Aim:
Look in the data below for the line that contains "What text is on this page?". Copy that line and the remaining lines exactly.

— start Exercise inputs —

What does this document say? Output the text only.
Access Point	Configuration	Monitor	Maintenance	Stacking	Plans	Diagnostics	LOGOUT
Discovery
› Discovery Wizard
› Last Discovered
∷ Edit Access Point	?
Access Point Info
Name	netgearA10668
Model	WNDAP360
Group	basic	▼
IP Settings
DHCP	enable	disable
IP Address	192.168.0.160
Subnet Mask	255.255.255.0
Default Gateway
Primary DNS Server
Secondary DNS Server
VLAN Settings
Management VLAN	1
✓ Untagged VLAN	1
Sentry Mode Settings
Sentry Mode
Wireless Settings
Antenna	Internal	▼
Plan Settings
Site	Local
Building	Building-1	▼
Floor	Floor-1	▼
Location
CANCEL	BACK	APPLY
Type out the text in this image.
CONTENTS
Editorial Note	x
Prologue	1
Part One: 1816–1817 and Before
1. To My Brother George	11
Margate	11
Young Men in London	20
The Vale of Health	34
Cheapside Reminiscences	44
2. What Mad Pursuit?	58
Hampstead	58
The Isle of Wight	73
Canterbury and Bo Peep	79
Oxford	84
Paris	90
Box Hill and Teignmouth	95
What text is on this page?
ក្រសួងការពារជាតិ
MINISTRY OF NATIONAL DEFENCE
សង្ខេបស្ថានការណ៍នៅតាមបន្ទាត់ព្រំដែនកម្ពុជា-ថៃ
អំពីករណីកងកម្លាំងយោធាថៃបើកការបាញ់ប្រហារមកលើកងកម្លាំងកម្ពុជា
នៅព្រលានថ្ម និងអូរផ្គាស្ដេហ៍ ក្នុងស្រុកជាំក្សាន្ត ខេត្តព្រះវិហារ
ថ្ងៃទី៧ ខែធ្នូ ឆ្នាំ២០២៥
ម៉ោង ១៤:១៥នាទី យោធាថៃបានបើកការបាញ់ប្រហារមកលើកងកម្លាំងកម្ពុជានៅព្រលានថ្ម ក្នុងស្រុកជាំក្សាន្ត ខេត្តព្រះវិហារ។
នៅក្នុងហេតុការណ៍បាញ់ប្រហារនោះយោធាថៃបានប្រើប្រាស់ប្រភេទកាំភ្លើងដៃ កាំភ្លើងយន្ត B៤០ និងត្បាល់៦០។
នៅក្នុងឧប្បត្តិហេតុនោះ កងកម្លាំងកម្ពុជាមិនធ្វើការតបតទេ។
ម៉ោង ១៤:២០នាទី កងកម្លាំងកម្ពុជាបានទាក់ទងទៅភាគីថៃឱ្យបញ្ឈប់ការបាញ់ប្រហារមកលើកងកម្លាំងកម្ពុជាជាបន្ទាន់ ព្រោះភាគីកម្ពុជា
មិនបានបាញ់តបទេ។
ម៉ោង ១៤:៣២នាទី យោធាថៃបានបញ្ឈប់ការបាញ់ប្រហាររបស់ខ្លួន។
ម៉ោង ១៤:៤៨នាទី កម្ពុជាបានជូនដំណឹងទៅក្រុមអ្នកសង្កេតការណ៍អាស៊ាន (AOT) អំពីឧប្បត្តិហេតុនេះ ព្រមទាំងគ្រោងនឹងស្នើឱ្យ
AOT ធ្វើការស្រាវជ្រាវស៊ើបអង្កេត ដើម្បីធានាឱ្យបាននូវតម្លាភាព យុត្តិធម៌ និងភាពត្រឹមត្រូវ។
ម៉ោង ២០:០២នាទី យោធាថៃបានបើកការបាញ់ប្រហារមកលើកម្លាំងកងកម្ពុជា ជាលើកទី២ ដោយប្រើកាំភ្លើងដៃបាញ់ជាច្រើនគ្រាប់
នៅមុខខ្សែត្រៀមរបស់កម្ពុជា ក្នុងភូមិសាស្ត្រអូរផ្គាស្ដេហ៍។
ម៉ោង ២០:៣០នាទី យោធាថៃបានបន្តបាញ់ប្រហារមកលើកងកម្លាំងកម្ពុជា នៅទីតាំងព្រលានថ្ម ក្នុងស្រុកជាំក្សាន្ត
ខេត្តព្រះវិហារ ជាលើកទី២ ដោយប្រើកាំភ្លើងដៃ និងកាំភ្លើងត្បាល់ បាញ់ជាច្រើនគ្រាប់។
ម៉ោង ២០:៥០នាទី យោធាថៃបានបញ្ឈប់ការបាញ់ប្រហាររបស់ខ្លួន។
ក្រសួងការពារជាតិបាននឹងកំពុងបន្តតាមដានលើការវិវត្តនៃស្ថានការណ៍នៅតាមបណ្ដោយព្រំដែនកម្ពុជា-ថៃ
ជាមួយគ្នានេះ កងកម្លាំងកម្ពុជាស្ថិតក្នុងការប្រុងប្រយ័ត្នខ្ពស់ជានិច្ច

— end Exercise inputs —

Response to the task:
What text is on this page?
ក្រសួងការពារជាតិ
MINISTRY OF NATIONAL DEFENCE
សង្ខេបស្ថានការណ៍នៅតាមបន្ទាត់ព្រំដែនកម្ពុជា-ថៃ
អំពីករណីកងកម្លាំងយោធាថៃបើកការបាញ់ប្រហារមកលើកងកម្លាំងកម្ពុជា
នៅព្រលានថ្ម និងអូរផ្គាស្ដេហ៍ ក្នុងស្រុកជាំក្សាន្ត ខេត្តព្រះវិហារ
ថ្ងៃទី៧ ខែធ្នូ ឆ្នាំ២០២៥
ម៉ោង ១៤:១៥នាទី យោធាថៃបានបើកការបាញ់ប្រហារមកលើកងកម្លាំងកម្ពុជានៅព្រលានថ្ម ក្នុងស្រុកជាំក្សាន្ត ខេត្តព្រះវិហារ។
នៅក្នុងហេតុការណ៍បាញ់ប្រហារនោះយោធាថៃបានប្រើប្រាស់ប្រភេទកាំភ្លើងដៃ កាំភ្លើងយន្ត B៤០ និងត្បាល់៦០។
នៅក្នុងឧប្បត្តិហេតុនោះ កងកម្លាំងកម្ពុជាមិនធ្វើការតបតទេ។
ម៉ោង ១៤:២០នាទី កងកម្លាំងកម្ពុជាបានទាក់ទងទៅភាគីថៃឱ្យបញ្ឈប់ការបាញ់ប្រហារមកលើកងកម្លាំងកម្ពុជាជាបន្ទាន់ ព្រោះភាគីកម្ពុជា
មិនបានបាញ់តបទេ។
ម៉ោង ១៤:៣២នាទី យោធាថៃបានបញ្ឈប់ការបាញ់ប្រហាររបស់ខ្លួន។
ម៉ោង ១៤:៤៨នាទី កម្ពុជាបានជូនដំណឹងទៅក្រុមអ្នកសង្កេតការណ៍អាស៊ាន (AOT) អំពីឧប្បត្តិហេតុនេះ ព្រមទាំងគ្រោងនឹងស្នើឱ្យ
AOT ធ្វើការស្រាវជ្រាវស៊ើបអង្កេត ដើម្បីធានាឱ្យបាននូវតម្លាភាព យុត្តិធម៌ និងភាពត្រឹមត្រូវ។
ម៉ោង ២០:០២នាទី យោធាថៃបានបើកការបាញ់ប្រហារមកលើកម្លាំងកងកម្ពុជា ជាលើកទី២ ដោយប្រើកាំភ្លើងដៃបាញ់ជាច្រើនគ្រាប់
នៅមុខខ្សែត្រៀមរបស់កម្ពុជា ក្នុងភូមិសាស្ត្រអូរផ្គាស្ដេហ៍។
ម៉ោង ២០:៣០នាទី យោធាថៃបានបន្តបាញ់ប្រហារមកលើកងកម្លាំងកម្ពុជា នៅទីតាំងព្រលានថ្ម ក្នុងស្រុកជាំក្សាន្ត
ខេត្តព្រះវិហារ ជាលើកទី២ ដោយប្រើកាំភ្លើងដៃ និងកាំភ្លើងត្បាល់ បាញ់ជាច្រើនគ្រាប់។
ម៉ោង ២០:៥០នាទី យោធាថៃបានបញ្ឈប់ការបាញ់ប្រហាររបស់ខ្លួន។
ក្រសួងការពារជាតិបាននឹងកំពុងបន្តតាមដានលើការវិវត្តនៃស្ថានការណ៍នៅតាមបណ្ដោយព្រំដែនកម្ពុជា-ថៃ
ជាមួយគ្នានេះ កងកម្លាំងកម្ពុជាស្ថិតក្នុងការប្រុងប្រយ័ត្នខ្ពស់ជានិច្ច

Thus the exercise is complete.